:: EXERCISE DIRECTIONS ::
Select from the data all lines with the word "this".

:: RAW DATA ::

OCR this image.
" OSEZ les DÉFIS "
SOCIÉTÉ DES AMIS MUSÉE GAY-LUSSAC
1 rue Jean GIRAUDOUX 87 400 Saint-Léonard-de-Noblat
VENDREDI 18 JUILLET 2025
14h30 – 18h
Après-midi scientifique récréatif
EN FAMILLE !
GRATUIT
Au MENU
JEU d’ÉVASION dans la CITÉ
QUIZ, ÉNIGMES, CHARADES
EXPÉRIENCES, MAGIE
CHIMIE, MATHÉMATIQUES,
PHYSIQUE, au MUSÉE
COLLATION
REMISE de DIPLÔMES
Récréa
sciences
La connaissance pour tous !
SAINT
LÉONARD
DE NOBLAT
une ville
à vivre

* * *

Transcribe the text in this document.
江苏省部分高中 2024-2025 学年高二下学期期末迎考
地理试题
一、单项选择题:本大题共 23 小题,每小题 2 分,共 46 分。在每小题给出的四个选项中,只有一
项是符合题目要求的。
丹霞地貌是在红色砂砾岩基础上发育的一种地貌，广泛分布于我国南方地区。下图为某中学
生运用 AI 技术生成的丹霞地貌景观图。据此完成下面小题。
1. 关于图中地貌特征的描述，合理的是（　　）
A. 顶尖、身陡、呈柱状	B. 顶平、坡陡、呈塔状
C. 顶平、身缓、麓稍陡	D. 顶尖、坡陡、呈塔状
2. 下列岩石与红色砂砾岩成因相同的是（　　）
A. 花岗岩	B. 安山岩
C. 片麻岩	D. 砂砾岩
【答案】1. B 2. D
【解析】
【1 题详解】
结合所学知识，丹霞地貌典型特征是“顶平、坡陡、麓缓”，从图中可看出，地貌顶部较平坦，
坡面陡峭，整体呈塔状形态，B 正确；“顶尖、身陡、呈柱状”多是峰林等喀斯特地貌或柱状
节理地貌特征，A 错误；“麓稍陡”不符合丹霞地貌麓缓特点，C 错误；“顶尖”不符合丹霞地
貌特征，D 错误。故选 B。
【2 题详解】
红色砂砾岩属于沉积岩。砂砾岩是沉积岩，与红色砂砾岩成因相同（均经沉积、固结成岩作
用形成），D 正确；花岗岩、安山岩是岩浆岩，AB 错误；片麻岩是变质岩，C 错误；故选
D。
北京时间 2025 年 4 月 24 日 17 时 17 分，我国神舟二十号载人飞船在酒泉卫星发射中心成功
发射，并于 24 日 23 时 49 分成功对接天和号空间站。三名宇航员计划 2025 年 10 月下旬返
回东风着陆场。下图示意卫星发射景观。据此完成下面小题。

:: TASK ANSWER ::
OCR this image.
Transcribe the text in this document.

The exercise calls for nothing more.